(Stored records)
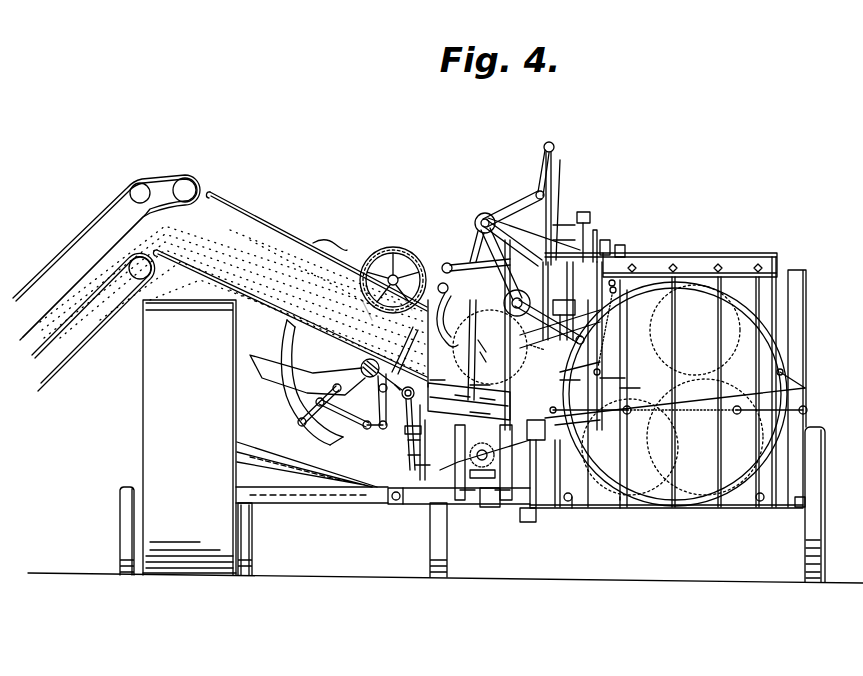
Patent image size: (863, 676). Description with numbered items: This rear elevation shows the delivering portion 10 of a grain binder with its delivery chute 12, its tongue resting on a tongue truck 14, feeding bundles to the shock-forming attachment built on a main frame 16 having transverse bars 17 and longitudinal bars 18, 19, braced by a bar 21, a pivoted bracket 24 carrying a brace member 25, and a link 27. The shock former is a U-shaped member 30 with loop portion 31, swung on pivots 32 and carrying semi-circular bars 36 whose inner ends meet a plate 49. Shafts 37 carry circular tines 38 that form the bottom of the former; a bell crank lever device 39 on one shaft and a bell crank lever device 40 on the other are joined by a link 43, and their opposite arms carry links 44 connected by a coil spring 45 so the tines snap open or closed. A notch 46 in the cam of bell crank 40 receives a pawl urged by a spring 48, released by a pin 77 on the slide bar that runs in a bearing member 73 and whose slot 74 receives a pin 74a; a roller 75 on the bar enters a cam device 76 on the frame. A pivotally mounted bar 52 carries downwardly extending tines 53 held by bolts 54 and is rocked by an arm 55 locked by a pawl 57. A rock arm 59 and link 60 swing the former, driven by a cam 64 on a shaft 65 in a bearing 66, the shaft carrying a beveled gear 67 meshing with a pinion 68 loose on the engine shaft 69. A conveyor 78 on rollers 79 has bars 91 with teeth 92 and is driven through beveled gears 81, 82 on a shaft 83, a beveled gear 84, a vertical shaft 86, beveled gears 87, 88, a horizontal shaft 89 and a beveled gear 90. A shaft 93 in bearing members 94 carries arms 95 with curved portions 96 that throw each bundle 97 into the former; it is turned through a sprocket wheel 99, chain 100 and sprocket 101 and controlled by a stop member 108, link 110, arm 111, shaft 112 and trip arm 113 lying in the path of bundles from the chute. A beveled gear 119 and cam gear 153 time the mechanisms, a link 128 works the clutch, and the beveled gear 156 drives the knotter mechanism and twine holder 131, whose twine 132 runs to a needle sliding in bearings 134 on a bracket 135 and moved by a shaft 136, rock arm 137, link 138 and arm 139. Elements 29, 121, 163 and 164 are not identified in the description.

The delivering portion of grain binder 10 is at (268, 199).
The delivery chute 12 is at (338, 289).
The tongue truck 14 is at (140, 525).
The main frame 16 is at (572, 510).
The transversely arranged bars 17 is at (620, 508).
The longitudinally arranged bar 18 is at (800, 508).
The longitudinally arranged bar 19 is at (540, 508).
The bar 21 is at (286, 446).
The pivoted bracket 24 is at (396, 504).
The brace member 25 is at (290, 466).
The link 27 is at (304, 498).
The ground wheel 29 is at (806, 551).
The U-shaped member 30 is at (560, 486).
The loop portion 31 is at (778, 318).
The pivots 32 is at (758, 508).
The semi-circular bars 36 is at (695, 330).
The shafts 37 is at (806, 388).
The circular tines or prongs 38 is at (596, 441).
The bell crank lever device 39 is at (783, 372).
The bell crank lever device 40 is at (575, 418).
The link 43 is at (641, 380).
The links 44 is at (750, 411).
The coil spring 45 is at (690, 416).
The notch 46 is at (603, 351).
The spring 48 is at (610, 330).
The plate 49 is at (563, 318).
The pivotally mounted bar 52 is at (700, 262).
The downwardly extending tines 53 is at (753, 350).
The bolts 54 is at (645, 262).
The rearwardly extending arm 55 is at (622, 250).
The pawl 57 is at (611, 242).
The rock arm 59 is at (489, 508).
The link 60 is at (561, 462).
The cam 64 is at (530, 523).
The shaft 65 is at (490, 455).
The bearing 66 is at (503, 482).
The beveled gear 67 is at (471, 482).
The pinion 68 is at (469, 461).
The engine shaft 69 is at (481, 469).
The bearing member 73 is at (648, 283).
The slot 74 is at (576, 380).
The pin 74a is at (636, 370).
The roller 75 is at (596, 232).
The cam device 76 is at (586, 228).
The pin 77 is at (605, 366).
The conveyor 78 is at (463, 393).
The roller 79 is at (437, 377).
The beveled gear 81 is at (403, 381).
The beveled gear 82 is at (403, 396).
The shaft 83 is at (405, 420).
The beveled gear 84 is at (480, 410).
The vertically arranged shaft 86 is at (392, 430).
The beveled gear 87 is at (408, 441).
The beveled gear 88 is at (412, 455).
The horizontally arranged shaft 89 is at (420, 466).
The beveled gear 90 is at (458, 463).
The bars 91 is at (486, 393).
The teeth 92 is at (469, 400).
The shaft 93 is at (460, 302).
The bearing members 94 is at (448, 262).
The arms 95 is at (478, 318).
The rearwardly extending and curved portions 96 is at (620, 325).
The bundle 97 is at (469, 347).
The sprocket wheel 99 is at (534, 234).
The chain 100 is at (487, 333).
The sprocket 101 is at (430, 470).
The stop member 108 is at (532, 329).
The link 110 is at (475, 224).
The arm 111 is at (408, 256).
The shaft 112 is at (370, 319).
The trip arm 113 is at (410, 314).
The beveled gear 119 is at (470, 360).
The link 121 is at (537, 355).
The link 128 is at (486, 378).
The knotter mechanism and twine holder 131 is at (535, 430).
The twine 132 is at (727, 313).
The bearings 134 is at (563, 233).
The bracket 135 is at (563, 215).
The shaft 136 is at (484, 213).
The rock arm 137 is at (522, 210).
The link 138 is at (553, 163).
The rotatively mounted arm 139 is at (512, 240).
The cam gear 153 is at (556, 200).
The beveled gear 156 is at (512, 461).
The frame bar 163 is at (574, 246).
The post 164 is at (582, 301).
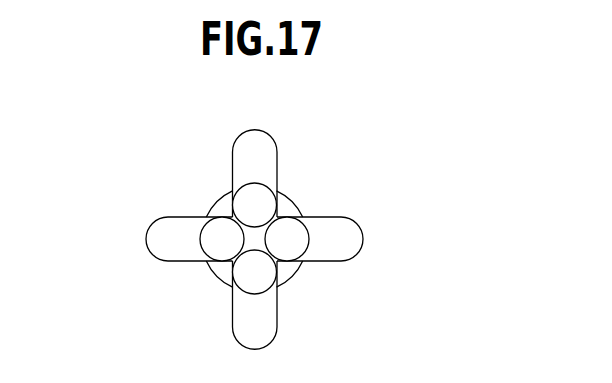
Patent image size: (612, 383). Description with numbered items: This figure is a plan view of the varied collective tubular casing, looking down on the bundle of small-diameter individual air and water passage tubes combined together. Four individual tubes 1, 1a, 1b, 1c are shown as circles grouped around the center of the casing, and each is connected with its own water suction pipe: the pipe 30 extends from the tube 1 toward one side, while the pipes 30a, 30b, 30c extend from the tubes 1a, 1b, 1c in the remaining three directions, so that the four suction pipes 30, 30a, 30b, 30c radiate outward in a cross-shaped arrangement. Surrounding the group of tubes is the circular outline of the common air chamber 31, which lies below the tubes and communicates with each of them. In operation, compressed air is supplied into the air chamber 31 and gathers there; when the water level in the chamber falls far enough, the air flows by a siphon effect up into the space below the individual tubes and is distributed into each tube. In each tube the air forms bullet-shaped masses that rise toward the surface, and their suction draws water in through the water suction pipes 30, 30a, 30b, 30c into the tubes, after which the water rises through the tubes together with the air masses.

The magnetic core leg 1 is at (213, 230).
The magnetic core leg 1a is at (263, 279).
The magnetic core leg 1b is at (298, 242).
The magnetic core leg 1c is at (261, 207).
The water suction pipe 30 is at (170, 247).
The water suction pipe 30a is at (246, 318).
The water suction pipe 30b is at (347, 230).
The water suction pipe 30c is at (260, 149).
The common air chamber 31 is at (302, 207).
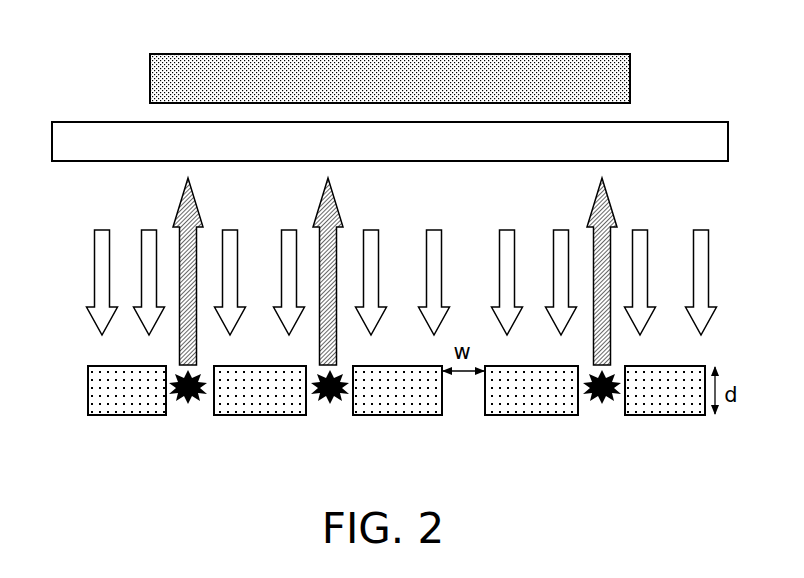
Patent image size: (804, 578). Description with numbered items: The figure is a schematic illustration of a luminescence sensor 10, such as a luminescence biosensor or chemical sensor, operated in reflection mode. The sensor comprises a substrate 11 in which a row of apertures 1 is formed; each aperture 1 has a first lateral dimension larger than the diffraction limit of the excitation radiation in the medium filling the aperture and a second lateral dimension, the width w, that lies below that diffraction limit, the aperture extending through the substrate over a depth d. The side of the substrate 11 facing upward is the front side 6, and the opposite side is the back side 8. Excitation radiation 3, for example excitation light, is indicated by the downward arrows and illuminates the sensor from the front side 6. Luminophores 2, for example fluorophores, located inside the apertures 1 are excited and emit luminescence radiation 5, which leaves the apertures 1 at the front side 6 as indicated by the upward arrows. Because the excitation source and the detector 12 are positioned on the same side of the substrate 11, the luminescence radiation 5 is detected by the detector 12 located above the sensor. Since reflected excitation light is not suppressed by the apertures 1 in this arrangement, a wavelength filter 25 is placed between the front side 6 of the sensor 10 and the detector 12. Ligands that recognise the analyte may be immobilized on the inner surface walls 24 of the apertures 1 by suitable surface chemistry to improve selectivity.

The aperture 1 is at (464, 406).
The luminophore 2 is at (332, 400).
The excitation radiation 3 is at (435, 235).
The luminescence radiation 5 is at (192, 210).
The front side 6 is at (110, 365).
The back side 8 is at (110, 416).
The luminescence sensor 10 is at (76, 237).
The substrate 11 is at (666, 408).
The detector 12 is at (620, 74).
The inner surface walls 24 is at (214, 415).
The wavelength filter 25 is at (105, 122).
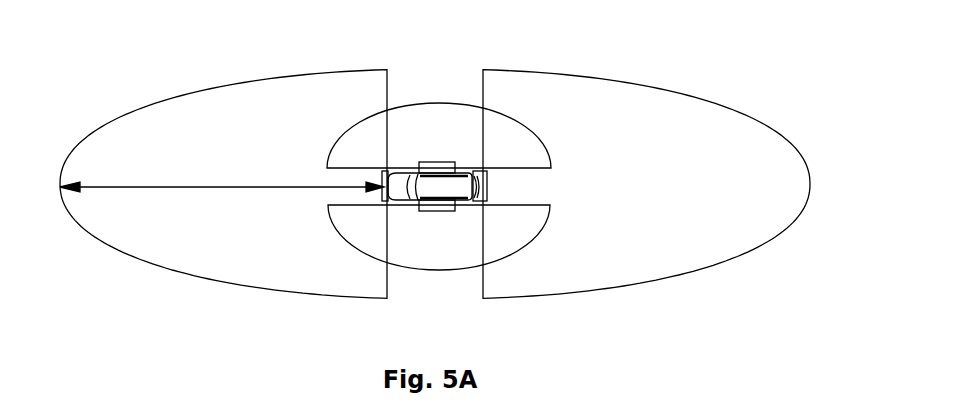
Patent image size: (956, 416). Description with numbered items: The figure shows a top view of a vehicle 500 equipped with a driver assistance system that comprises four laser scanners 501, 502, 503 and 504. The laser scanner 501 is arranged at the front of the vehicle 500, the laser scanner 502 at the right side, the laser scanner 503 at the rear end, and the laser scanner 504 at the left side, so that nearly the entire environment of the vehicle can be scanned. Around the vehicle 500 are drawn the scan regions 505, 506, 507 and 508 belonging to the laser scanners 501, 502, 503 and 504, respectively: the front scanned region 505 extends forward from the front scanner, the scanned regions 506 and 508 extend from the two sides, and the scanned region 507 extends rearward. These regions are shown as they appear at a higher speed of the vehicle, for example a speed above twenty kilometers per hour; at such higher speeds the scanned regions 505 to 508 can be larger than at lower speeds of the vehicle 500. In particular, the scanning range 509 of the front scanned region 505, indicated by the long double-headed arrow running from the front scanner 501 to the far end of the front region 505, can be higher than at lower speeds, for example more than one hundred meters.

The vehicle 500 is at (460, 183).
The laser scanner 501 is at (380, 178).
The laser scanner 502 is at (432, 161).
The laser scanner 503 is at (487, 180).
The laser scanner 504 is at (437, 211).
The scan region 505 is at (132, 112).
The scan region 506 is at (398, 103).
The scan region 507 is at (718, 102).
The scan region 508 is at (413, 271).
The scanning range 509 is at (215, 189).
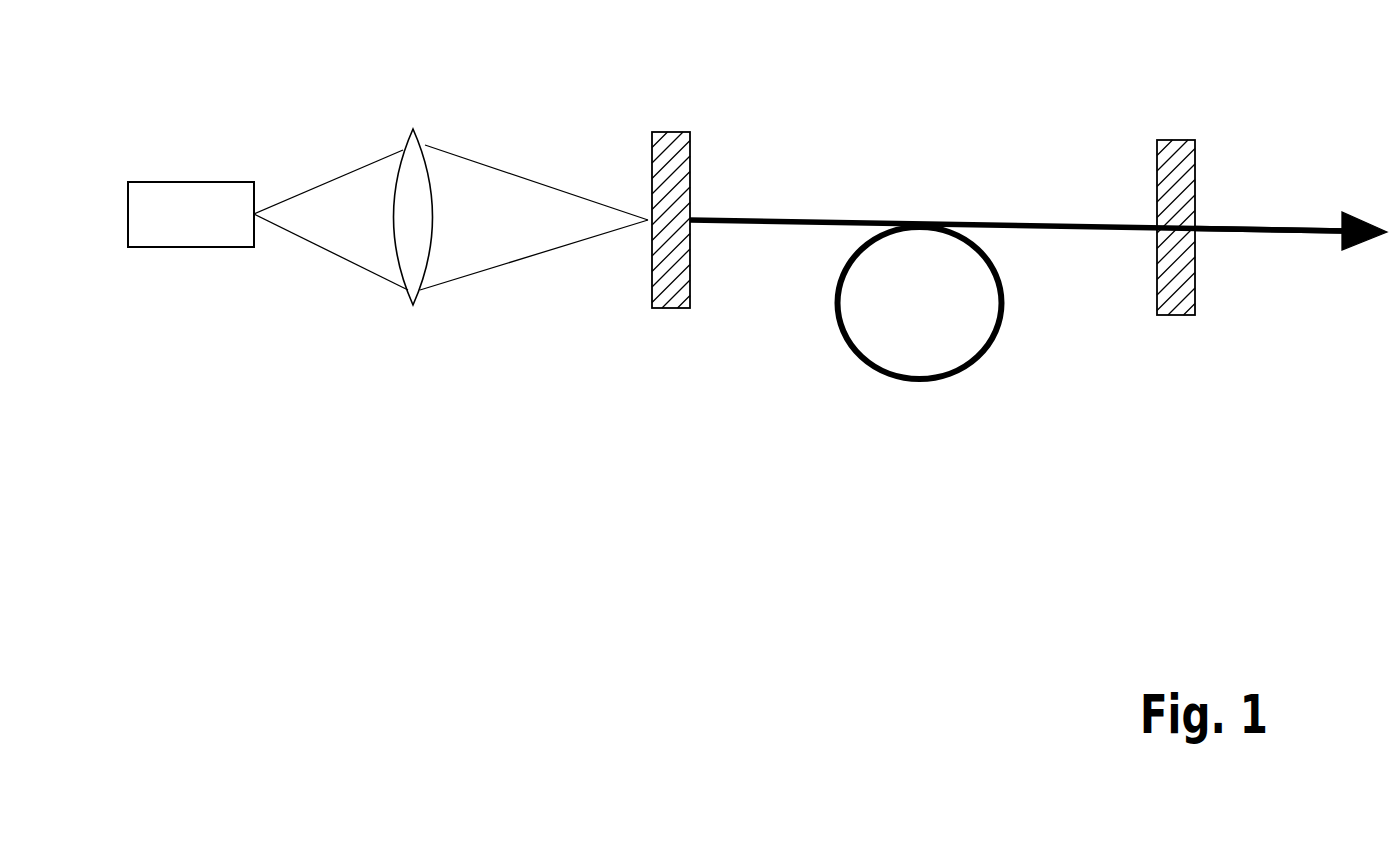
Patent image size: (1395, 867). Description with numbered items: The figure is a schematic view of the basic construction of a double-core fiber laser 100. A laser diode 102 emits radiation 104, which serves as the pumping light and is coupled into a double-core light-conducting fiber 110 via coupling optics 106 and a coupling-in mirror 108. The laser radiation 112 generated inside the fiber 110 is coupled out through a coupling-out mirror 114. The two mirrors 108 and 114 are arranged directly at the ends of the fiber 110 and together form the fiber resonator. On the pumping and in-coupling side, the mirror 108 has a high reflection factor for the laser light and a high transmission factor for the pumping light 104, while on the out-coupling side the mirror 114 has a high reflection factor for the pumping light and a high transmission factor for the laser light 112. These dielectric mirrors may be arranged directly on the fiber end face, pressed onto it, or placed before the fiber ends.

The fiber laser 100 is at (934, 136).
The laser diode 102 is at (185, 227).
The radiation 104 is at (317, 227).
The coupling optics 106 is at (408, 178).
The coupling-in mirror 108 is at (657, 308).
The double-core light-conducting fiber 110 is at (738, 230).
The laser radiation 112 is at (1232, 233).
The coupling-out mirror 114 is at (1173, 310).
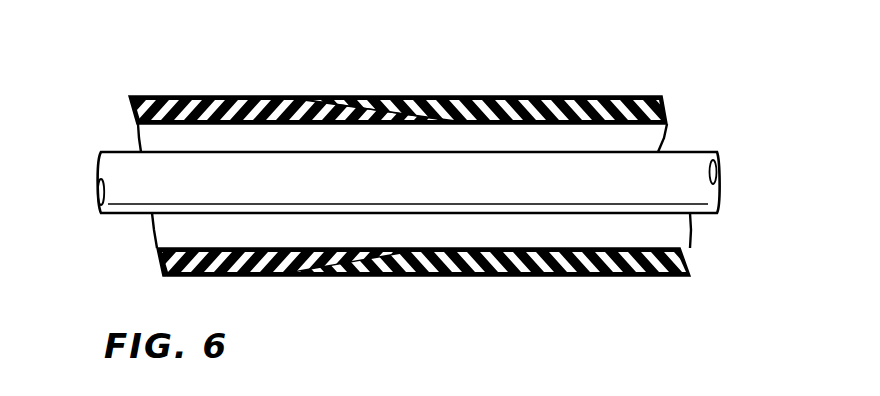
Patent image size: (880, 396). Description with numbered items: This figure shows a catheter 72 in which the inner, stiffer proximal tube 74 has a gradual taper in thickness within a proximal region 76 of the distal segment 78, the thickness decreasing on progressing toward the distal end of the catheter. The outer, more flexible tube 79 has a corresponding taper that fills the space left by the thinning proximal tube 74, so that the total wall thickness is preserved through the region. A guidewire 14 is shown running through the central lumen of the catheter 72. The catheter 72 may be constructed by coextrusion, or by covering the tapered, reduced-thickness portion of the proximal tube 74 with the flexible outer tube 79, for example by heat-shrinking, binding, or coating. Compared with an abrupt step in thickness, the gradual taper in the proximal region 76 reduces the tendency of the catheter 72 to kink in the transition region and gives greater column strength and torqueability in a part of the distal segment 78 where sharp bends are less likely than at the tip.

The guidewire 14 is at (412, 192).
The catheter 72 is at (394, 104).
The proximal tube 74 is at (303, 88).
The proximal region 76 is at (393, 124).
The distal segment 78 is at (474, 88).
The outer tube 79 is at (425, 288).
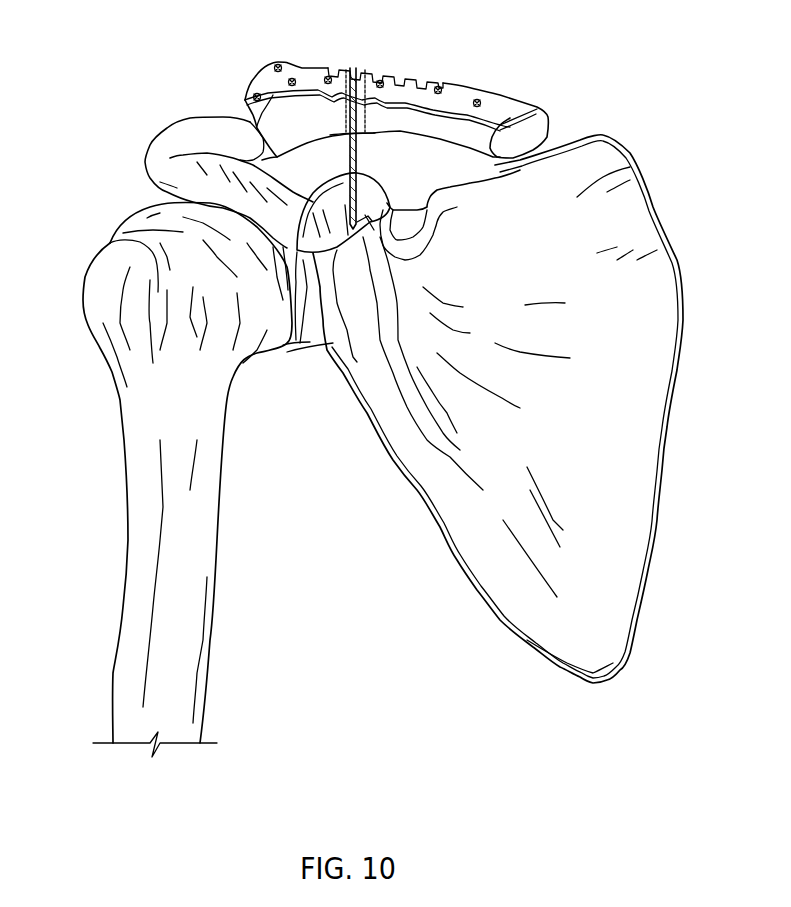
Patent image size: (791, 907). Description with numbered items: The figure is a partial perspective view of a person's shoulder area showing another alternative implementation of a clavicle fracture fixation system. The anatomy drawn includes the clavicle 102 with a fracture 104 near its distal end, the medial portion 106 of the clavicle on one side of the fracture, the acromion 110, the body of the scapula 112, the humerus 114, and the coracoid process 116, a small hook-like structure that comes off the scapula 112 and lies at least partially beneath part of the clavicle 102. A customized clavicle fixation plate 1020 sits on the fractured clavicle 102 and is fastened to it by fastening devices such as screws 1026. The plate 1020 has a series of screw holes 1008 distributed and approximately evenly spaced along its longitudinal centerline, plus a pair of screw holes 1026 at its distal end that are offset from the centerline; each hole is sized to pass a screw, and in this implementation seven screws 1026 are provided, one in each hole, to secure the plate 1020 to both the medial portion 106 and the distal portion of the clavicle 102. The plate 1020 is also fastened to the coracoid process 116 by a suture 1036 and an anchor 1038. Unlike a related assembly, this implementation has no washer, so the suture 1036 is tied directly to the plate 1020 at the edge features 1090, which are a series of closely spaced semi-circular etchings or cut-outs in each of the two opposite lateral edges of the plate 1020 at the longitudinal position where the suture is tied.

The clavicle 102 is at (433, 148).
The fracture 104 is at (369, 135).
The medial portion 106 is at (467, 133).
The acromion 110 is at (177, 122).
The scapula 112 is at (653, 433).
The humerus 114 is at (107, 245).
The coracoid process 116 is at (303, 347).
The screw holes 1008 is at (288, 64).
The clavicle fixation plate 1020 is at (527, 103).
The screws 1026 is at (478, 101).
The suture 1036 is at (347, 152).
The anchor 1038 is at (330, 345).
The edge features 1090 is at (443, 84).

> Given exercise
Rewrite the lines beginning at the one that contains "Patent image size: (880, 396)." and ending after the one that contains "The proximal tube 74 is at (303, 88).", swapping "stiffer" for "more rigid" and keeping everything else unchanged.

> Exercise solution
Patent image size: (880, 396). Description with numbered items: This figure shows a catheter 72 in which the inner, more rigid proximal tube 74 has a gradual taper in thickness within a proximal region 76 of the distal segment 78, the thickness decreasing on progressing toward the distal end of the catheter. The outer, more flexible tube 79 has a corresponding taper that fills the space left by the thinning proximal tube 74, so that the total wall thickness is preserved through the region. A guidewire 14 is shown running through the central lumen of the catheter 72. The catheter 72 may be constructed by coextrusion, or by covering the tapered, reduced-thickness portion of the proximal tube 74 with the flexible outer tube 79, for example by heat-shrinking, binding, or coating. Compared with an abrupt step in thickness, the gradual taper in the proximal region 76 reduces the tendency of the catheter 72 to kink in the transition region and gives greater column strength and torqueability in a part of the distal segment 78 where sharp bends are less likely than at the tip.

The guidewire 14 is at (412, 192).
The catheter 72 is at (394, 104).
The proximal tube 74 is at (303, 88).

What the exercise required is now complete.